Text provided section start

Homarylamine

Clinical data
- Other names: MDMPEA; 1,3-Benzodioxolyl-N-methyl-5-ethanamine; 3,4-Methylenedioxy-N-methyl-2-phenylethylamine; Norlobivine; METHYL-H; METHYL-MDPEA; N-Me-MDPEA

Legal status
- Legal status: US: Schedule I (as a positional isomer of MDA);

Identifiers
- IUPAC name 2-(1,3-benzodioxol-5-yl)-N-methylethanamine;
- CAS Number: 451-77-4;
- PubChem CID: 10776;
- ChemSpider: 10321;
- UNII: 6FJ4B5B368;
- ChEMBL: ChEMBL2104353;
- CompTox Dashboard (EPA): DTXSID90196385 ;

Chemical and physical data
- Formula: C_{10}H_{13}NO_{2}
- Molar mass: 179.219 g·mol^{−1}
- 3D model (JSmol): Interactive image;
- SMILES CNCCC1=CC2=C(C=C1)OCO2;
- InChI InChI=1S/C10H13NO2/c1-11-5-4-8-2-3-9-10(6-8)13-7-12-9/h2-3,6,11H,4-5,7H2,1H3; Key:OPJOMVMFYOUDPK-UHFFFAOYSA-N;

= Homarylamine =

Chemical compound

Homarylamine (INN), also known as 3,4-methylenedioxy-N-methylphenethylamine (MDMPEA) or as METHYL-H, is a chemical compound of the phenethylamine and methylenedioxyphenethylamine (MDxx) family. It is the N-methyl derivative of homopiperonylamine (methylenedioxyphenethylamine; MDPEA; H). The drug was patented by Merck & Co. in 1956 and studied as an antitussive (cough suppressant) in 1961. It is a schedule I drug in the United States as a positional isomer of 3,4-methylenedioxyamphetamine (MDA).

Text provided section end
Dataset section start

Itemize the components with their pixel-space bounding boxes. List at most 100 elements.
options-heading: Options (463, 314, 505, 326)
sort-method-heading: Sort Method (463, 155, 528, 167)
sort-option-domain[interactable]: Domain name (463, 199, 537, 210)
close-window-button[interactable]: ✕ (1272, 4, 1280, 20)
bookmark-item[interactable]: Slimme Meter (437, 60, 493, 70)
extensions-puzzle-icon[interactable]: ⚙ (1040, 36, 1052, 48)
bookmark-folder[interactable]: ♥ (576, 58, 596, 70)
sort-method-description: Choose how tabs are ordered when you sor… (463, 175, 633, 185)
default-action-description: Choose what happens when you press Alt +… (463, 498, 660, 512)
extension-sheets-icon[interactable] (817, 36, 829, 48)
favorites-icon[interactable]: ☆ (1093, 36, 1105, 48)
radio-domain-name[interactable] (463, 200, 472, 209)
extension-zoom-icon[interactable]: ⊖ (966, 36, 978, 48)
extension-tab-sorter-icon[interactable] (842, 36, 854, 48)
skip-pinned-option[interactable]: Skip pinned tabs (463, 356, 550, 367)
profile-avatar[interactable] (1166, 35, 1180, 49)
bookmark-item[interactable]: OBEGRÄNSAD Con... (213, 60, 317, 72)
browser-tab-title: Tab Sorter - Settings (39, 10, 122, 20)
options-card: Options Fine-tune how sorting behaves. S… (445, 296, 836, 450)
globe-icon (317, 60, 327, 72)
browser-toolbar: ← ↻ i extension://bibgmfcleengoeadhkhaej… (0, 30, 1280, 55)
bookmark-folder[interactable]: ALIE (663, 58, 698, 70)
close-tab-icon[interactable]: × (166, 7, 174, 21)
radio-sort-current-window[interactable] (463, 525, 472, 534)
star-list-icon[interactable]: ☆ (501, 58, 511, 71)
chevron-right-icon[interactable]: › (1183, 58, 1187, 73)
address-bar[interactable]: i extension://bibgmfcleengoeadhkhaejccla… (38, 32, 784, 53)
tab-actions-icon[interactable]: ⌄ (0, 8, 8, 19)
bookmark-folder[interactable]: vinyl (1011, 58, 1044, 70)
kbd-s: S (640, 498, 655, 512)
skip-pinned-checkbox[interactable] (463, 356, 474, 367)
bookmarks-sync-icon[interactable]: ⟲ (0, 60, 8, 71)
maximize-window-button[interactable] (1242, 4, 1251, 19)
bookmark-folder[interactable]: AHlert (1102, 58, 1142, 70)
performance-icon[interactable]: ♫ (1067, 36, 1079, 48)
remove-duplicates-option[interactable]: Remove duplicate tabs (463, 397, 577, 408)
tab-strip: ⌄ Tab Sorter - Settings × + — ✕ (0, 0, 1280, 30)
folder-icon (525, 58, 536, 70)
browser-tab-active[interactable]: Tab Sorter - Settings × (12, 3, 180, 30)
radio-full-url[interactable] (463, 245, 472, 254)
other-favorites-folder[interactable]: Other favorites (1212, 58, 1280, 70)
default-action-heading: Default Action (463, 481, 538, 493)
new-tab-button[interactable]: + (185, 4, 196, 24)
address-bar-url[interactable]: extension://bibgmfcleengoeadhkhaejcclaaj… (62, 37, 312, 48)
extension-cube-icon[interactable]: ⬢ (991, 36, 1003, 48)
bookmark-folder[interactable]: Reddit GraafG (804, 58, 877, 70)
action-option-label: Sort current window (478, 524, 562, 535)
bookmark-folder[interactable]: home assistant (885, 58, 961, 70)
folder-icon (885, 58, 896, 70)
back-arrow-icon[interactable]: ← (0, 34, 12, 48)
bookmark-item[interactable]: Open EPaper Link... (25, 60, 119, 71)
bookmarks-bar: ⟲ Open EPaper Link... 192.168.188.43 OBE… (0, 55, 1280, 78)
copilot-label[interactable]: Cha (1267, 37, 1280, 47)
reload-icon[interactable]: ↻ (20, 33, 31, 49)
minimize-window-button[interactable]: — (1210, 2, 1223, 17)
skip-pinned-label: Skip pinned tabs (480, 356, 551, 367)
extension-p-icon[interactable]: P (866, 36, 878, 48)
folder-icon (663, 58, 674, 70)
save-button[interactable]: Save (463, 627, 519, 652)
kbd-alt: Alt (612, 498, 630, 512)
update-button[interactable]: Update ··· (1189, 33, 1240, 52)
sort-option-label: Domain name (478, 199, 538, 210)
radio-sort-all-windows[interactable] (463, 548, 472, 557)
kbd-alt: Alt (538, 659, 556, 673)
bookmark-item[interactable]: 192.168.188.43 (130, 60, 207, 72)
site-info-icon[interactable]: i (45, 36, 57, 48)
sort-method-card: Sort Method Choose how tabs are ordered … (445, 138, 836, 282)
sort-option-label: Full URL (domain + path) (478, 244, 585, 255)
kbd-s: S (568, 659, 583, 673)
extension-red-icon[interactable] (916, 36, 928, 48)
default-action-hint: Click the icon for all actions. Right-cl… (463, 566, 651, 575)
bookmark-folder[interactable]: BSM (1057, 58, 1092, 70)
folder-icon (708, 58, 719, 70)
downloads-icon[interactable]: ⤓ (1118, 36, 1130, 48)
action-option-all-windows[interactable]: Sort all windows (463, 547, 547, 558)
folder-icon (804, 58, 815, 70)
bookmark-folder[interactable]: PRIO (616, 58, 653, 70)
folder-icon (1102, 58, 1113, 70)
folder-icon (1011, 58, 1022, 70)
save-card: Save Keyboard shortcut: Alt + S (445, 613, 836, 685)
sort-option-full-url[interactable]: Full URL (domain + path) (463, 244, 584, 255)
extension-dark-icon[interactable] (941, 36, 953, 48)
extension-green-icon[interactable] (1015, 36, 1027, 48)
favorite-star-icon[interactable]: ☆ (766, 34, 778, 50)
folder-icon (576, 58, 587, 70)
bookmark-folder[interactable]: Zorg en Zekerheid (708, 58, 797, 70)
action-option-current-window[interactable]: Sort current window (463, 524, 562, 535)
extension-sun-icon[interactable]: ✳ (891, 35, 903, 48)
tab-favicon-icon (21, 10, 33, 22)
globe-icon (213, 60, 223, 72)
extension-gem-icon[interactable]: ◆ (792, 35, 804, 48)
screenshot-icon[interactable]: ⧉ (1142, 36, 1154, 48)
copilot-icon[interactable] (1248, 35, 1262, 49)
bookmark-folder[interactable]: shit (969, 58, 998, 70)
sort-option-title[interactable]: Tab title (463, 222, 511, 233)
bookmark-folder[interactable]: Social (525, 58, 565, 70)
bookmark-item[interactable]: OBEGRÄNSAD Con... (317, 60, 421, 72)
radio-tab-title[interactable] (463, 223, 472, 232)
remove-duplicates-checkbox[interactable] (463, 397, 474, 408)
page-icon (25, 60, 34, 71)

Dataset section end

*About this exercise*. From the homarylamine text, repeat word for word the passage from "Homarylamine (INN), also" to "of 3,4-methylenedioxyamphetamine (MDA).". The records play no part in the work that comes next.

*Response to this task*.
Homarylamine (INN), also known as 3,4-methylenedioxy-N-methylphenethylamine (MDMPEA) or as METHYL-H, is a chemical compound of the phenethylamine and methylenedioxyphenethylamine (MDxx) family. It is the N-methyl derivative of homopiperonylamine (methylenedioxyphenethylamine; MDPEA; H). The drug was patented by Merck & Co. in 1956 and studied as an antitussive (cough suppressant) in 1961. It is a schedule I drug in the United States as a positional isomer of 3,4-methylenedioxyamphetamine (MDA).